Data entries:
——
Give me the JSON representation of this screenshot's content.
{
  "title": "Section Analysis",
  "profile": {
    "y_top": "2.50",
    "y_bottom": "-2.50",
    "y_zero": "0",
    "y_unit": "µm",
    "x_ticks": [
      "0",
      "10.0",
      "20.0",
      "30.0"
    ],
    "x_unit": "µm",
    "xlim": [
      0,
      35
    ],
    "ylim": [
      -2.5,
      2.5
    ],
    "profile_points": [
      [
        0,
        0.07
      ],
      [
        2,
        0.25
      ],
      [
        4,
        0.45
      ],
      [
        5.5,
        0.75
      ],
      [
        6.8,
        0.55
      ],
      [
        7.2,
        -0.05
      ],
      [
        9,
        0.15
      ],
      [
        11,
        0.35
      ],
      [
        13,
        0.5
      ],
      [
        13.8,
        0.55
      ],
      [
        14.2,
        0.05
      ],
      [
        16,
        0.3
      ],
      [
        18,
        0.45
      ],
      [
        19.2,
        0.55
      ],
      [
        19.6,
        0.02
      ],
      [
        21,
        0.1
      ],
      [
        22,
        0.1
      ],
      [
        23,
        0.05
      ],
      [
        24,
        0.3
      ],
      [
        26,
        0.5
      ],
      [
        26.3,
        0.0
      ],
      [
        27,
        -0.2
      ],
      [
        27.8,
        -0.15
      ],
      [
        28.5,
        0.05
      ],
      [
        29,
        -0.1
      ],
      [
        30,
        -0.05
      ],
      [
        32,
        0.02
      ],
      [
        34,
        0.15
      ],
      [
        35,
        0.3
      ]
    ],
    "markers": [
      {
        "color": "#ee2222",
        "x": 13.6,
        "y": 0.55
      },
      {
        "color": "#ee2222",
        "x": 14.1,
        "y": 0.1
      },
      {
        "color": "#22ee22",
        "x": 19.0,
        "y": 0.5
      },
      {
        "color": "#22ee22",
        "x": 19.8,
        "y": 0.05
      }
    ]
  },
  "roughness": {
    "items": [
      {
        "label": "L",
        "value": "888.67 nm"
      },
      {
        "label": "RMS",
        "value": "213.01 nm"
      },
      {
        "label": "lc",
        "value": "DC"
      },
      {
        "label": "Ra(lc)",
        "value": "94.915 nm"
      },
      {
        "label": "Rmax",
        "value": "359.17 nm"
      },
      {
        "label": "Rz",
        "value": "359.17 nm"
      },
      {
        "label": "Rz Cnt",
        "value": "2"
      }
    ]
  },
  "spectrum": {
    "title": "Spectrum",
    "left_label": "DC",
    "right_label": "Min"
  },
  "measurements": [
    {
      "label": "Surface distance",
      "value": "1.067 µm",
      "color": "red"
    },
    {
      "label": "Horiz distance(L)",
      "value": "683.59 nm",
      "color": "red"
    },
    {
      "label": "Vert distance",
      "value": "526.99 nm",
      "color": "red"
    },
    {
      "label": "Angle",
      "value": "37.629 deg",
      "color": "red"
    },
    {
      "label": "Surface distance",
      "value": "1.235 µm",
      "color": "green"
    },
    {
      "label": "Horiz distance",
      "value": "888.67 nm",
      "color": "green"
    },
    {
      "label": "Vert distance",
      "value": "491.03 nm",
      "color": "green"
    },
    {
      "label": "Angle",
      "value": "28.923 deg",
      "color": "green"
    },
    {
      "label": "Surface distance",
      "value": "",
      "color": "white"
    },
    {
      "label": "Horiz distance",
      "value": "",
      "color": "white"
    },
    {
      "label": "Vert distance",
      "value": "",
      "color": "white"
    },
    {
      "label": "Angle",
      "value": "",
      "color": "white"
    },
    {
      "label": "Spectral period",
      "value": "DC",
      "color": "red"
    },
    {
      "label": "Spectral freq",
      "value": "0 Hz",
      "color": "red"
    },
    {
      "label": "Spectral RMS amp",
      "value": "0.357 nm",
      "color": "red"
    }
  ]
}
——
Task to complete =>
Repeat the entries above exactly, leaving nothing out.

Result of the task =>
Give me the JSON representation of this screenshot's content.
{
  "title": "Section Analysis",
  "profile": {
    "y_top": "2.50",
    "y_bottom": "-2.50",
    "y_zero": "0",
    "y_unit": "µm",
    "x_ticks": [
      "0",
      "10.0",
      "20.0",
      "30.0"
    ],
    "x_unit": "µm",
    "xlim": [
      0,
      35
    ],
    "ylim": [
      -2.5,
      2.5
    ],
    "profile_points": [
      [
        0,
        0.07
      ],
      [
        2,
        0.25
      ],
      [
        4,
        0.45
      ],
      [
        5.5,
        0.75
      ],
      [
        6.8,
        0.55
      ],
      [
        7.2,
        -0.05
      ],
      [
        9,
        0.15
      ],
      [
        11,
        0.35
      ],
      [
        13,
        0.5
      ],
      [
        13.8,
        0.55
      ],
      [
        14.2,
        0.05
      ],
      [
        16,
        0.3
      ],
      [
        18,
        0.45
      ],
      [
        19.2,
        0.55
      ],
      [
        19.6,
        0.02
      ],
      [
        21,
        0.1
      ],
      [
        22,
        0.1
      ],
      [
        23,
        0.05
      ],
      [
        24,
        0.3
      ],
      [
        26,
        0.5
      ],
      [
        26.3,
        0.0
      ],
      [
        27,
        -0.2
      ],
      [
        27.8,
        -0.15
      ],
      [
        28.5,
        0.05
      ],
      [
        29,
        -0.1
      ],
      [
        30,
        -0.05
      ],
      [
        32,
        0.02
      ],
      [
        34,
        0.15
      ],
      [
        35,
        0.3
      ]
    ],
    "markers": [
      {
        "color": "#ee2222",
        "x": 13.6,
        "y": 0.55
      },
      {
        "color": "#ee2222",
        "x": 14.1,
        "y": 0.1
      },
      {
        "color": "#22ee22",
        "x": 19.0,
        "y": 0.5
      },
      {
        "color": "#22ee22",
        "x": 19.8,
        "y": 0.05
      }
    ]
  },
  "roughness": {
    "items": [
      {
        "label": "L",
        "value": "888.67 nm"
      },
      {
        "label": "RMS",
        "value": "213.01 nm"
      },
      {
        "label": "lc",
        "value": "DC"
      },
      {
        "label": "Ra(lc)",
        "value": "94.915 nm"
      },
      {
        "label": "Rmax",
        "value": "359.17 nm"
      },
      {
        "label": "Rz",
        "value": "359.17 nm"
      },
      {
        "label": "Rz Cnt",
        "value": "2"
      }
    ]
  },
  "spectrum": {
    "title": "Spectrum",
    "left_label": "DC",
    "right_label": "Min"
  },
  "measurements": [
    {
      "label": "Surface distance",
      "value": "1.067 µm",
      "color": "red"
    },
    {
      "label": "Horiz distance(L)",
      "value": "683.59 nm",
      "color": "red"
    },
    {
      "label": "Vert distance",
      "value": "526.99 nm",
      "color": "red"
    },
    {
      "label": "Angle",
      "value": "37.629 deg",
      "color": "red"
    },
    {
      "label": "Surface distance",
      "value": "1.235 µm",
      "color": "green"
    },
    {
      "label": "Horiz distance",
      "value": "888.67 nm",
      "color": "green"
    },
    {
      "label": "Vert distance",
      "value": "491.03 nm",
      "color": "green"
    },
    {
      "label": "Angle",
      "value": "28.923 deg",
      "color": "green"
    },
    {
      "label": "Surface distance",
      "value": "",
      "color": "white"
    },
    {
      "label": "Horiz distance",
      "value": "",
      "color": "white"
    },
    {
      "label": "Vert distance",
      "value": "",
      "color": "white"
    },
    {
      "label": "Angle",
      "value": "",
      "color": "white"
    },
    {
      "label": "Spectral period",
      "value": "DC",
      "color": "red"
    },
    {
      "label": "Spectral freq",
      "value": "0 Hz",
      "color": "red"
    },
    {
      "label": "Spectral RMS amp",
      "value": "0.357 nm",
      "color": "red"
    }
  ]
}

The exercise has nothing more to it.